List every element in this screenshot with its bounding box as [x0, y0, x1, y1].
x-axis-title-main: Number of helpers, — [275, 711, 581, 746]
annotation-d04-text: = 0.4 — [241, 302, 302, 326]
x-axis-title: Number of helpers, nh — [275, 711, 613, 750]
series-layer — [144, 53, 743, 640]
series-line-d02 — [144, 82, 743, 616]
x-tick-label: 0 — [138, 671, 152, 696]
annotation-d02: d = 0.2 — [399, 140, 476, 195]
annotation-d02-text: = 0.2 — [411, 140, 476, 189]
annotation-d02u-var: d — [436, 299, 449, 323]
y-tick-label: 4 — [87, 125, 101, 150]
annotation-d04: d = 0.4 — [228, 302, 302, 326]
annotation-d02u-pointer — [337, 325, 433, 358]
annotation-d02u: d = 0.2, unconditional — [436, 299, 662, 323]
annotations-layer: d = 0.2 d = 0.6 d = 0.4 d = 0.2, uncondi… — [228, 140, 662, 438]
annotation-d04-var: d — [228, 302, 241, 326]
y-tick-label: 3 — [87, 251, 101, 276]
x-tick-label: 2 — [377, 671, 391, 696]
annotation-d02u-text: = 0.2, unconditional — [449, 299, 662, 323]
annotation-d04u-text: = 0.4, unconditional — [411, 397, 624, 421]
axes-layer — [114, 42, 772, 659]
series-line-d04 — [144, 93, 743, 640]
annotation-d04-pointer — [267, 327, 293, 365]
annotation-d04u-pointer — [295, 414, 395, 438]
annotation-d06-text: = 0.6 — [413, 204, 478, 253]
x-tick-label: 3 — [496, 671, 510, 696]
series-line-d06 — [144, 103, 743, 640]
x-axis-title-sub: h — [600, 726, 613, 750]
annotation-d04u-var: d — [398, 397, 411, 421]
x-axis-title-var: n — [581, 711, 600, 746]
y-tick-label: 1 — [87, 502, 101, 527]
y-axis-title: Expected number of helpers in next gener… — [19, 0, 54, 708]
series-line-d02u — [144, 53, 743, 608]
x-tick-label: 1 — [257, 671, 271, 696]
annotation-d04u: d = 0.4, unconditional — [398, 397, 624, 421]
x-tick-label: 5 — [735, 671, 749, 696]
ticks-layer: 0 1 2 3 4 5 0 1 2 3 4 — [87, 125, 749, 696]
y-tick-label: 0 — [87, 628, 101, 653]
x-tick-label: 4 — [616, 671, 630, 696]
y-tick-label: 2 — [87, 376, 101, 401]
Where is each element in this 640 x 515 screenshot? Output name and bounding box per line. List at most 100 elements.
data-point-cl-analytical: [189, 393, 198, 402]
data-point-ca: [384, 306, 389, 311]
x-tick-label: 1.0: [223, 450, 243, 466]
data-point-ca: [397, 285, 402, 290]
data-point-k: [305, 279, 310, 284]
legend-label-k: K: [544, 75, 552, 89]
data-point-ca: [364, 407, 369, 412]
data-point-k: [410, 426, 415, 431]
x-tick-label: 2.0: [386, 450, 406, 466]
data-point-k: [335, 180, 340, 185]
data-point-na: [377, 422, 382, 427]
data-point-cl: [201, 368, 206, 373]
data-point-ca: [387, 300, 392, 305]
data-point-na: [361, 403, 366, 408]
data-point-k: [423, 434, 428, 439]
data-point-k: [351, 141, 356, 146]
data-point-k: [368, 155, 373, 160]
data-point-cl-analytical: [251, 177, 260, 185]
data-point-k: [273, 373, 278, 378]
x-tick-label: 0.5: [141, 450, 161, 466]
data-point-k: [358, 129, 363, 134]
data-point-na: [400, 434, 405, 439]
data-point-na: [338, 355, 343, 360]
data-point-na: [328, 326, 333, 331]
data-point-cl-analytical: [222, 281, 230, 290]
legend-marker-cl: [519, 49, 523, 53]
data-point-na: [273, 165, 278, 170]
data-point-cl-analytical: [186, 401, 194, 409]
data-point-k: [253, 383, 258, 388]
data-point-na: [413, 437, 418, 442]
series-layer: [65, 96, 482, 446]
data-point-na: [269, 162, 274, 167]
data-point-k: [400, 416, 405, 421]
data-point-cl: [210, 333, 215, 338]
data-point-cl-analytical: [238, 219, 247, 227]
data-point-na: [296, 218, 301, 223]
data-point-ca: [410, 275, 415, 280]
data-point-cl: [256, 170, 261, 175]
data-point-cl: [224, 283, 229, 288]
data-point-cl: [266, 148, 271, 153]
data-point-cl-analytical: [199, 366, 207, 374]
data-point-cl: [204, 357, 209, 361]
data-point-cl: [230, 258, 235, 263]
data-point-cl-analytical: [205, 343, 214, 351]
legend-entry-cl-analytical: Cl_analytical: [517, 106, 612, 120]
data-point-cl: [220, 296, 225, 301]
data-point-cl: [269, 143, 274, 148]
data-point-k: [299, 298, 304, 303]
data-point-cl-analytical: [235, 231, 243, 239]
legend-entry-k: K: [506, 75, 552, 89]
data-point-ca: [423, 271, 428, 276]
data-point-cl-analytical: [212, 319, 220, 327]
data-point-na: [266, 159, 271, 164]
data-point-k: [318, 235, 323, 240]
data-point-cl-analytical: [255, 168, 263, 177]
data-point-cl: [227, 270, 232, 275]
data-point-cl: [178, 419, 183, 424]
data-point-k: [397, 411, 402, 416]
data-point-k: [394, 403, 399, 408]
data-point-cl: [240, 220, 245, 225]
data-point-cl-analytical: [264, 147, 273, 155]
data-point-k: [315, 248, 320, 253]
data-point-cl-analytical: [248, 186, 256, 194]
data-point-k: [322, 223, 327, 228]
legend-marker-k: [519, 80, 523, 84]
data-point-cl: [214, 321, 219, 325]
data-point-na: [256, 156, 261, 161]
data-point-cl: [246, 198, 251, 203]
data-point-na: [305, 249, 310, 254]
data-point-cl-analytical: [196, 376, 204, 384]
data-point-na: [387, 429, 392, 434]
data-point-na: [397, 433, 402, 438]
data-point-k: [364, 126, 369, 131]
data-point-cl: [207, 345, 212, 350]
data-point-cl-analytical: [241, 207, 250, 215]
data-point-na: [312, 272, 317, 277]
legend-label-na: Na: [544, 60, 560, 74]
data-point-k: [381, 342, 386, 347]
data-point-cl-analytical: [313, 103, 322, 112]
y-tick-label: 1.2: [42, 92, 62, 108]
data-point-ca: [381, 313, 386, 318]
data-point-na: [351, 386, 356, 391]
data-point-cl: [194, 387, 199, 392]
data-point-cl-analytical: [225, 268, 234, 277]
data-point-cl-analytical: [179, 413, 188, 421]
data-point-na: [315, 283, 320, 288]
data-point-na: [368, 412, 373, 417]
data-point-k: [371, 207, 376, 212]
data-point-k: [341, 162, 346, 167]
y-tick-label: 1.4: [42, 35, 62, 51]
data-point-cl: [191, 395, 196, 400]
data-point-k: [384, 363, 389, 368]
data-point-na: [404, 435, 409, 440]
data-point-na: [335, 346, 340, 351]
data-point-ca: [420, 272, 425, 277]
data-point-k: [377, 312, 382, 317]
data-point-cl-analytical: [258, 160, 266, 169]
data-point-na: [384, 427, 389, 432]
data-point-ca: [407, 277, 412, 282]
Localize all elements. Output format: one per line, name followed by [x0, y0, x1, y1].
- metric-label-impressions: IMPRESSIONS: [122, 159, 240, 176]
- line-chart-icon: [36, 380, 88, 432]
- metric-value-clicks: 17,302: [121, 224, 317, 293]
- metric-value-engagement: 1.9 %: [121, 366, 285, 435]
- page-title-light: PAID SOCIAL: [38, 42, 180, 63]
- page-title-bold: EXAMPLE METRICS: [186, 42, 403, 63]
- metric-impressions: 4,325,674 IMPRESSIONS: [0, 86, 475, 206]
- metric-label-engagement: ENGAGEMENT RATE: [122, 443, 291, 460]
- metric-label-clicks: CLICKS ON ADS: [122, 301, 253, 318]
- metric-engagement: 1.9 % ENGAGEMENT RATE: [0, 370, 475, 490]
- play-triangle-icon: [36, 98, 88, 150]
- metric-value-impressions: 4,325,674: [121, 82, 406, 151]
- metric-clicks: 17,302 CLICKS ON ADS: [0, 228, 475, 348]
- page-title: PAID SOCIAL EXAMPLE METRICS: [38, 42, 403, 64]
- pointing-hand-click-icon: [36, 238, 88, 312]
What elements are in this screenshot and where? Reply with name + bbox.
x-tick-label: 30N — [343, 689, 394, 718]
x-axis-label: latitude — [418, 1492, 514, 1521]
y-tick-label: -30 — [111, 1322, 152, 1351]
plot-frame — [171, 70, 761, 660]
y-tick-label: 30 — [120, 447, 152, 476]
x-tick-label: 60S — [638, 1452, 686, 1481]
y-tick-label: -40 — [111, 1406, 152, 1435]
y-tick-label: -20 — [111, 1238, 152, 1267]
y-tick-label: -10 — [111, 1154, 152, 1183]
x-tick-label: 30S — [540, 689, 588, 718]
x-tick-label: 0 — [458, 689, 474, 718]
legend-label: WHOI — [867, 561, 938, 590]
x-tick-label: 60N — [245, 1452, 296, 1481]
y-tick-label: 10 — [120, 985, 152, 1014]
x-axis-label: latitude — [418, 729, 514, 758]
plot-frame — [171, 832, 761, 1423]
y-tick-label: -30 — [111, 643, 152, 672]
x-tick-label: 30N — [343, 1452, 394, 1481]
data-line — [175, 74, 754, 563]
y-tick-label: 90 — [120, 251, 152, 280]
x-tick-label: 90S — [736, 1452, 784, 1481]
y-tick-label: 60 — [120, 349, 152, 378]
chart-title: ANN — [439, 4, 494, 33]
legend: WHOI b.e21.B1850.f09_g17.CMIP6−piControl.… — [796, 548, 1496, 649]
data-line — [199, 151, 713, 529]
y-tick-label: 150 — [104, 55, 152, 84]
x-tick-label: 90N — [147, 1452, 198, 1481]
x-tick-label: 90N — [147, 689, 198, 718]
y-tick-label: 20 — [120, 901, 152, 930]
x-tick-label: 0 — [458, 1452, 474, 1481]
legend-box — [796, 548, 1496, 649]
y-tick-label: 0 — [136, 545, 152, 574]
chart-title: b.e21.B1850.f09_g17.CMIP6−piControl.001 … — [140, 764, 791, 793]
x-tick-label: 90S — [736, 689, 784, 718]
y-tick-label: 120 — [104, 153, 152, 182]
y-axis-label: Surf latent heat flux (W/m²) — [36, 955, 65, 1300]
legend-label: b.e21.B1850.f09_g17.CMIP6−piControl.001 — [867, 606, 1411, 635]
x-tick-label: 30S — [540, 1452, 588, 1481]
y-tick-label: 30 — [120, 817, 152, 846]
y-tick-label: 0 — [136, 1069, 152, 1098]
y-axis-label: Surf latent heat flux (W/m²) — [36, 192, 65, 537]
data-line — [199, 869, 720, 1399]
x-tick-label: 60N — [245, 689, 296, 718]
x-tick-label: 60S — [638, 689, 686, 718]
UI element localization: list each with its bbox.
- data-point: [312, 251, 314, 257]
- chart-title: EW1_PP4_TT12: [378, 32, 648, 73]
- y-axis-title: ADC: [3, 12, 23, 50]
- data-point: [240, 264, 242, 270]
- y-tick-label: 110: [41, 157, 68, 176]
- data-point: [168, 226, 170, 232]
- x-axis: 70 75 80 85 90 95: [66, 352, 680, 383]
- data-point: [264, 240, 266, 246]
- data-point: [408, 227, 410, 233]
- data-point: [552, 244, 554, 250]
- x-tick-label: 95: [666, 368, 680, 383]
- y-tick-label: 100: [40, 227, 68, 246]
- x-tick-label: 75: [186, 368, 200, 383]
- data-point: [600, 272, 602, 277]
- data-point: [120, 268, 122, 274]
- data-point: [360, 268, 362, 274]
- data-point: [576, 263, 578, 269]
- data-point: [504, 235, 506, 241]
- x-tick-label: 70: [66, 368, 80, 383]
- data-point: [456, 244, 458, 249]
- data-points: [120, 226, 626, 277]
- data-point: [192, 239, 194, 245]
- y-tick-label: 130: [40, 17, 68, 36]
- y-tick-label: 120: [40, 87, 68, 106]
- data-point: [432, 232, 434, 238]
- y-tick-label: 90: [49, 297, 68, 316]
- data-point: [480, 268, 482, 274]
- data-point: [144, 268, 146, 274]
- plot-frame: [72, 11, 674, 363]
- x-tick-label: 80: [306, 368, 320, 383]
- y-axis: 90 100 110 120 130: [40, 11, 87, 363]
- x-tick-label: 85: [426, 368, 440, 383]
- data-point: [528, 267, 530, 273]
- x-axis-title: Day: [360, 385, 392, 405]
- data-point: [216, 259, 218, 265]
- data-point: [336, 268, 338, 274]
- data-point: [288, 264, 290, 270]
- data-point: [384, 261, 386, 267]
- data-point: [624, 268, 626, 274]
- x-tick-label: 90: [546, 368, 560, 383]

- _POLECENIE_: Ułóż w listę numerowaną fragment danych, który zaczyna się na samym ich początku i kończy wierszem zawierającym „annotation-d02u: d = 0.2, unconditional”, z tym wierszem włącznie. Puste wiersze pomiń.

- _WYKONANE ZADANIE_:
1. List every element in this screenshot with its bounding box as [x0, y0, x1, y1].
2. x-axis-title-main: Number of helpers, — [275, 711, 581, 746]
3. annotation-d04-text: = 0.4 — [241, 302, 302, 326]
4. x-axis-title: Number of helpers, nh — [275, 711, 613, 750]
5. series-layer — [144, 53, 743, 640]
6. series-line-d02 — [144, 82, 743, 616]
7. x-tick-label: 0 — [138, 671, 152, 696]
8. annotation-d02: d = 0.2 — [399, 140, 476, 195]
9. annotation-d02-text: = 0.2 — [411, 140, 476, 189]
10. annotation-d02u-var: d — [436, 299, 449, 323]
11. y-tick-label: 4 — [87, 125, 101, 150]
12. annotation-d04: d = 0.4 — [228, 302, 302, 326]
13. annotation-d02u-pointer — [337, 325, 433, 358]
14. annotation-d02u: d = 0.2, unconditional — [436, 299, 662, 323]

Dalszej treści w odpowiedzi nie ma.